BEGIN Data lines

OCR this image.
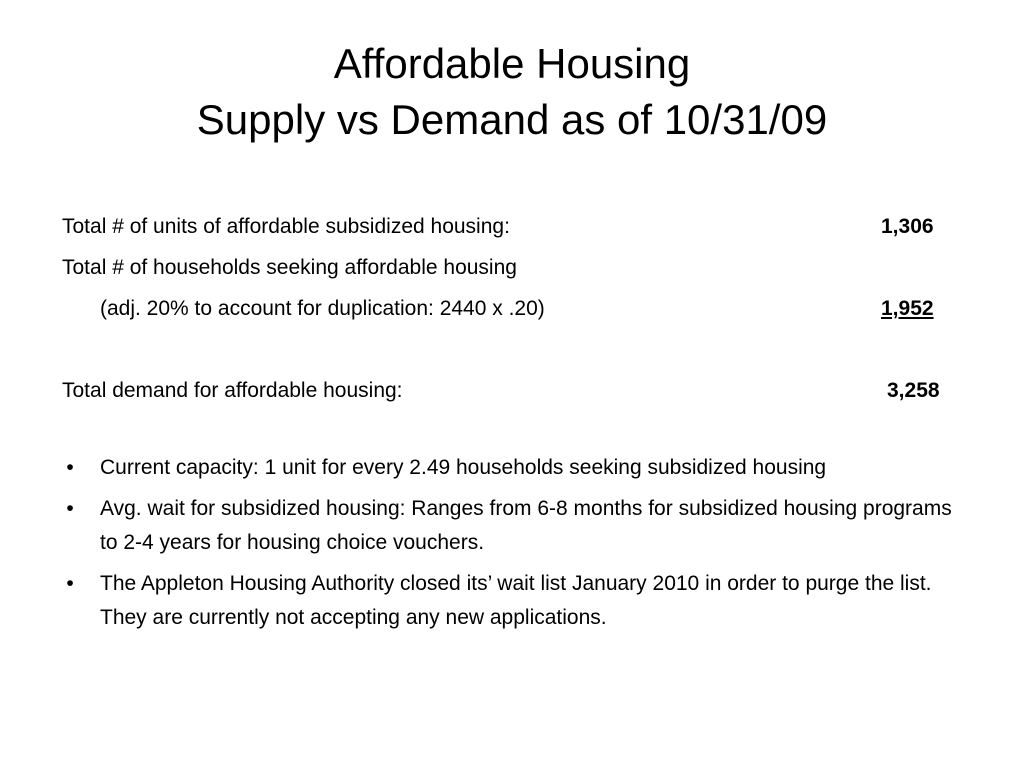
Affordable Housing
Supply vs Demand as of 10/31/09
Total # of units of affordable subsidized housing:	1,306
Total # of households seeking affordable housing
(adj. 20% to account for duplication: 2440 x .20)	1,952
Total demand for affordable housing:	3,258
• Current capacity: 1 unit for every 2.49 households seeking subsidized housing
• Avg. wait for subsidized housing: Ranges from 6-8 months for subsidized housing programs to 2-4 years for housing choice vouchers.
• The Appleton Housing Authority closed its’ wait list January 2010 in order to purge the list. They are currently not accepting any new applications.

END Data lines

→ **Task directions**:
From the data, list each line in which the string "subsidized" appears.

→ **Exercise response**:
Total # of units of affordable subsidized housing:	1,306
• Current capacity: 1 unit for every 2.49 households seeking subsidized housing
• Avg. wait for subsidized housing: Ranges from 6-8 months for subsidized housing programs to 2-4 years for housing choice vouchers.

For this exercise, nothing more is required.